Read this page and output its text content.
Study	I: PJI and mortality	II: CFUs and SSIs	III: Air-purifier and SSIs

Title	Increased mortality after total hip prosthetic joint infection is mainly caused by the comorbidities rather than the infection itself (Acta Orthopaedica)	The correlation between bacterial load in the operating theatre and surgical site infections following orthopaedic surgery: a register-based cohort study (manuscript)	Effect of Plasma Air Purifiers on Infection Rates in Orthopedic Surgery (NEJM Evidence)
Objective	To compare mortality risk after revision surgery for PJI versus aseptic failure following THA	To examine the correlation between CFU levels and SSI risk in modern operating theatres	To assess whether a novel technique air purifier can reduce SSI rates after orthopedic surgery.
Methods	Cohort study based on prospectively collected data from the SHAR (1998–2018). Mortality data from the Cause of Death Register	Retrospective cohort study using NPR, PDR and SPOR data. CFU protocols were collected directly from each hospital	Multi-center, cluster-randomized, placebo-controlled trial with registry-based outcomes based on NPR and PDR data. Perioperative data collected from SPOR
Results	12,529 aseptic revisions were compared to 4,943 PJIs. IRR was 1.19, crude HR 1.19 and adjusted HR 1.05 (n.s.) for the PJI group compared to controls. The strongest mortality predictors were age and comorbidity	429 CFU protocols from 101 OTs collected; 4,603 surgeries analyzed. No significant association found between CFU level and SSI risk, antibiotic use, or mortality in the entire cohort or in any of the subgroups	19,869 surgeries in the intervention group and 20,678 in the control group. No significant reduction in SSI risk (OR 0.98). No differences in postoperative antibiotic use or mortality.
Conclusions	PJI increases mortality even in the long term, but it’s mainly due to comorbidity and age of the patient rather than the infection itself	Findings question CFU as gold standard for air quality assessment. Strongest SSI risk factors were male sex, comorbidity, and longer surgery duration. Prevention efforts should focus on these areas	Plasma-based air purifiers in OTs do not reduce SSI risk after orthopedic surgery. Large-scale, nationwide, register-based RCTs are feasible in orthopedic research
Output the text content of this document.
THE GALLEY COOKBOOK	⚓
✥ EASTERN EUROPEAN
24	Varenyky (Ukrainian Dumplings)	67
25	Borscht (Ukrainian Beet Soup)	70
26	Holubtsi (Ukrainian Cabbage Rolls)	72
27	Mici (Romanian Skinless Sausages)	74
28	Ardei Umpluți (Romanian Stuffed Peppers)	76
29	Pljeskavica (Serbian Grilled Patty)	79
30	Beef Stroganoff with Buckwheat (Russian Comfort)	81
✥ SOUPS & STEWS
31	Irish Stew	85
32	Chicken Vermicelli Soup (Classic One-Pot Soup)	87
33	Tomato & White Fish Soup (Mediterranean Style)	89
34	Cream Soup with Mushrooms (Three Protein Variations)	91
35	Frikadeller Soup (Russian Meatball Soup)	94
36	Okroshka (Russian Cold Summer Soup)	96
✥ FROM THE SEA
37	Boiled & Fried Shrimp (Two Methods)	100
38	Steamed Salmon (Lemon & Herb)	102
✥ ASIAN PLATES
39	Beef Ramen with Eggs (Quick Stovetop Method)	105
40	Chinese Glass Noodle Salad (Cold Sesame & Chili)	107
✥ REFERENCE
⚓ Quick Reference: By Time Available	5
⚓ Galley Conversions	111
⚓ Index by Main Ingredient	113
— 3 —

......

» The task:
Exactly as they stand, restate all the lines of the listing.

» Reply:
Read this page and output its text content.
Study	I: PJI and mortality	II: CFUs and SSIs	III: Air-purifier and SSIs

Title	Increased mortality after total hip prosthetic joint infection is mainly caused by the comorbidities rather than the infection itself (Acta Orthopaedica)	The correlation between bacterial load in the operating theatre and surgical site infections following orthopaedic surgery: a register-based cohort study (manuscript)	Effect of Plasma Air Purifiers on Infection Rates in Orthopedic Surgery (NEJM Evidence)
Objective	To compare mortality risk after revision surgery for PJI versus aseptic failure following THA	To examine the correlation between CFU levels and SSI risk in modern operating theatres	To assess whether a novel technique air purifier can reduce SSI rates after orthopedic surgery.
Methods	Cohort study based on prospectively collected data from the SHAR (1998–2018). Mortality data from the Cause of Death Register	Retrospective cohort study using NPR, PDR and SPOR data. CFU protocols were collected directly from each hospital	Multi-center, cluster-randomized, placebo-controlled trial with registry-based outcomes based on NPR and PDR data. Perioperative data collected from SPOR
Results	12,529 aseptic revisions were compared to 4,943 PJIs. IRR was 1.19, crude HR 1.19 and adjusted HR 1.05 (n.s.) for the PJI group compared to controls. The strongest mortality predictors were age and comorbidity	429 CFU protocols from 101 OTs collected; 4,603 surgeries analyzed. No significant association found between CFU level and SSI risk, antibiotic use, or mortality in the entire cohort or in any of the subgroups	19,869 surgeries in the intervention group and 20,678 in the control group. No significant reduction in SSI risk (OR 0.98). No differences in postoperative antibiotic use or mortality.
Conclusions	PJI increases mortality even in the long term, but it’s mainly due to comorbidity and age of the patient rather than the infection itself	Findings question CFU as gold standard for air quality assessment. Strongest SSI risk factors were male sex, comorbidity, and longer surgery duration. Prevention efforts should focus on these areas	Plasma-based air purifiers in OTs do not reduce SSI risk after orthopedic surgery. Large-scale, nationwide, register-based RCTs are feasible in orthopedic research
Output the text content of this document.
THE GALLEY COOKBOOK	⚓
✥ EASTERN EUROPEAN
24	Varenyky (Ukrainian Dumplings)	67
25	Borscht (Ukrainian Beet Soup)	70
26	Holubtsi (Ukrainian Cabbage Rolls)	72
27	Mici (Romanian Skinless Sausages)	74
28	Ardei Umpluți (Romanian Stuffed Peppers)	76
29	Pljeskavica (Serbian Grilled Patty)	79
30	Beef Stroganoff with Buckwheat (Russian Comfort)	81
✥ SOUPS & STEWS
31	Irish Stew	85
32	Chicken Vermicelli Soup (Classic One-Pot Soup)	87
33	Tomato & White Fish Soup (Mediterranean Style)	89
34	Cream Soup with Mushrooms (Three Protein Variations)	91
35	Frikadeller Soup (Russian Meatball Soup)	94
36	Okroshka (Russian Cold Summer Soup)	96
✥ FROM THE SEA
37	Boiled & Fried Shrimp (Two Methods)	100
38	Steamed Salmon (Lemon & Herb)	102
✥ ASIAN PLATES
39	Beef Ramen with Eggs (Quick Stovetop Method)	105
40	Chinese Glass Noodle Salad (Cold Sesame & Chili)	107
✥ REFERENCE
⚓ Quick Reference: By Time Available	5
⚓ Galley Conversions	111
⚓ Index by Main Ingredient	113
— 3 —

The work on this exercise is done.